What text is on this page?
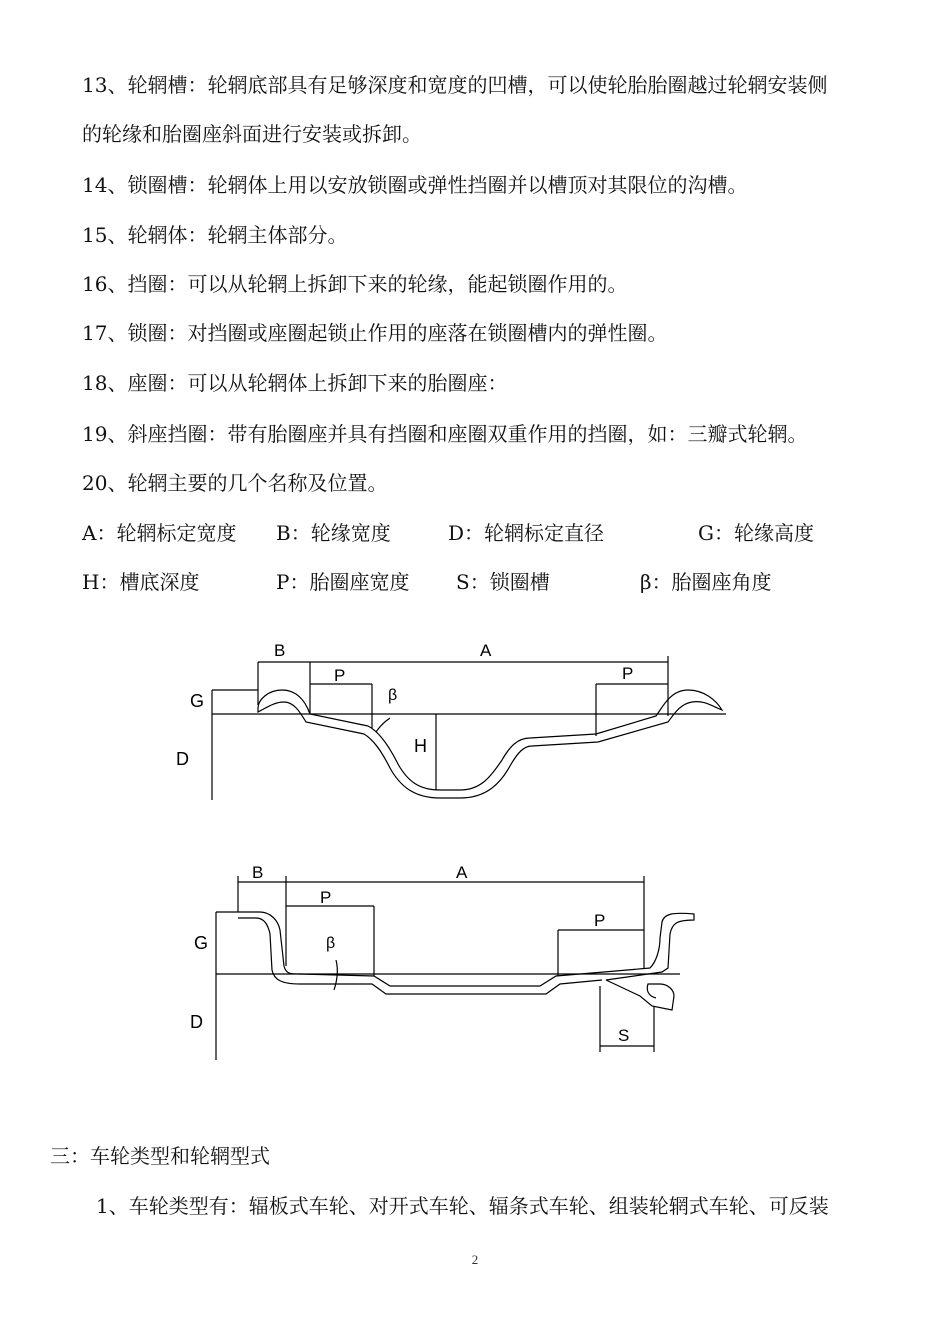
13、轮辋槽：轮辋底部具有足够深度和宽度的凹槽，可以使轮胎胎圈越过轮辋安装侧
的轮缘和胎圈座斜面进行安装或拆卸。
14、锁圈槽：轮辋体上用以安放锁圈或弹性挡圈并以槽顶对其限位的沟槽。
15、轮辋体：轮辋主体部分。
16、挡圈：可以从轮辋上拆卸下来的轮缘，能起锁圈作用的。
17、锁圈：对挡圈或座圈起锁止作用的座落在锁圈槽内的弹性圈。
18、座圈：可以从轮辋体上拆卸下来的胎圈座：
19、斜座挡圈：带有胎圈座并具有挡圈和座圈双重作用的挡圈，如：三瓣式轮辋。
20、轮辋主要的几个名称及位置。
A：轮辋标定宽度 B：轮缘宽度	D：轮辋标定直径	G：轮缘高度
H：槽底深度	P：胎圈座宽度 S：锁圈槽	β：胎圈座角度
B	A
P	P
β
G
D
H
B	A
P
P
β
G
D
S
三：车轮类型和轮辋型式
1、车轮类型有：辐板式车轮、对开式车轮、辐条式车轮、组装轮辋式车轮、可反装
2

-=-=-=-=-

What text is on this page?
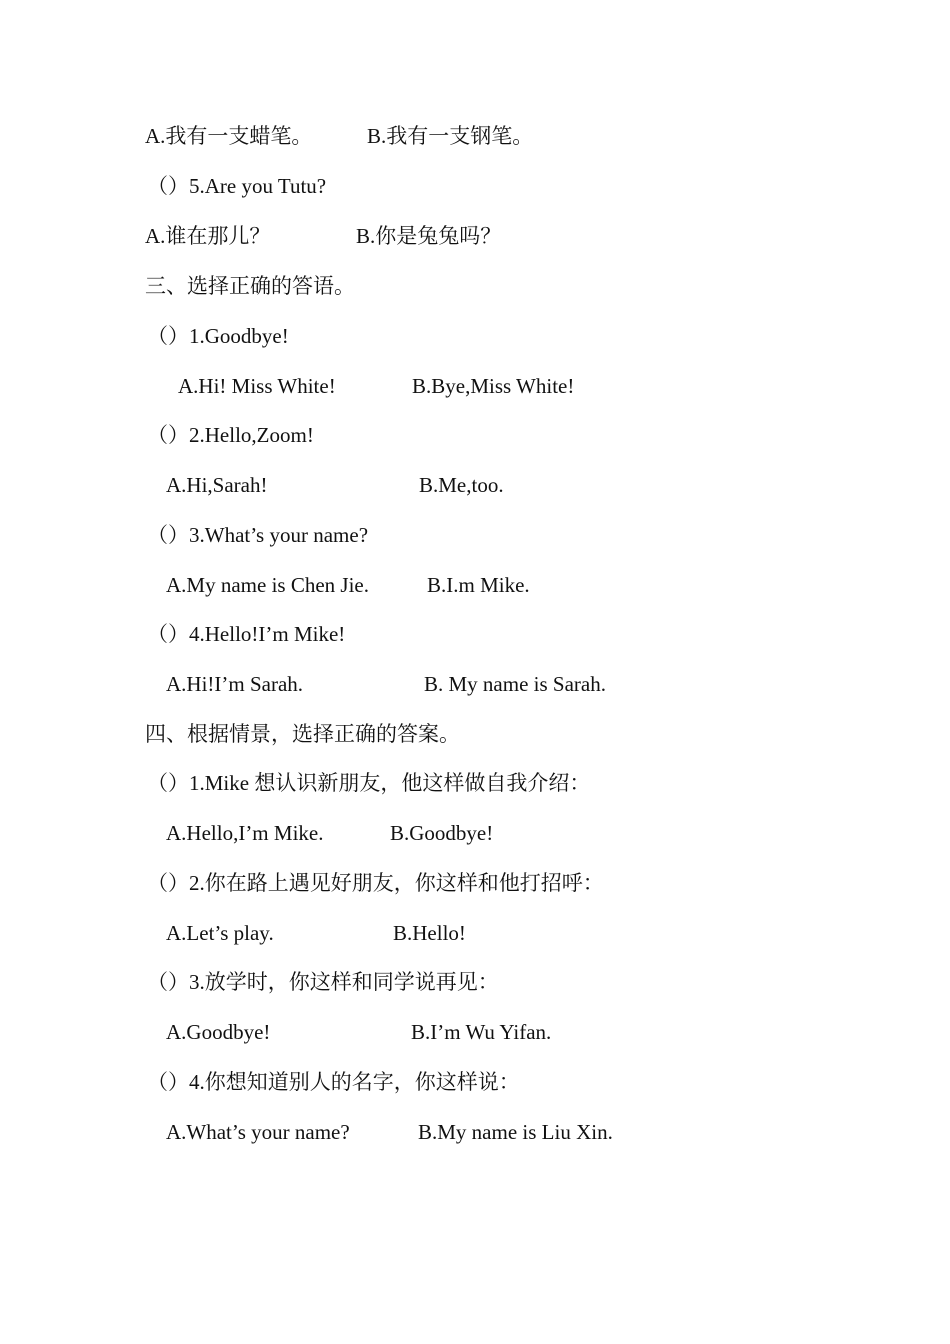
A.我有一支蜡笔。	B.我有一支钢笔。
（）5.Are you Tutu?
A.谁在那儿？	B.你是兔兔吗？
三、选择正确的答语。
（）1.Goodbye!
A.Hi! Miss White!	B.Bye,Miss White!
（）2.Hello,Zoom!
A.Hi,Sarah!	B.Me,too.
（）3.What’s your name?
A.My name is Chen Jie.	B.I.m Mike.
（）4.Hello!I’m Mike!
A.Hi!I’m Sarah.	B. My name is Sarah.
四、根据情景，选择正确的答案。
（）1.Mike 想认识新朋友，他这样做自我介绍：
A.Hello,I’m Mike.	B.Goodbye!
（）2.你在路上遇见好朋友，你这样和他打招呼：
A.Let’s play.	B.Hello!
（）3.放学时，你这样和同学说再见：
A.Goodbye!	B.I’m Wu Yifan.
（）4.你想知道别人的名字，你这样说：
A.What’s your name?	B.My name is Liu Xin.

-=-=-=-=-

WRITTEN TASK -> Search the preceding listing for the word "your" and pull out every line that holds it.

RESPONSE TO THIS EXERCISE ->
（）3.What’s your name?
A.What’s your name?	B.My name is Liu Xin.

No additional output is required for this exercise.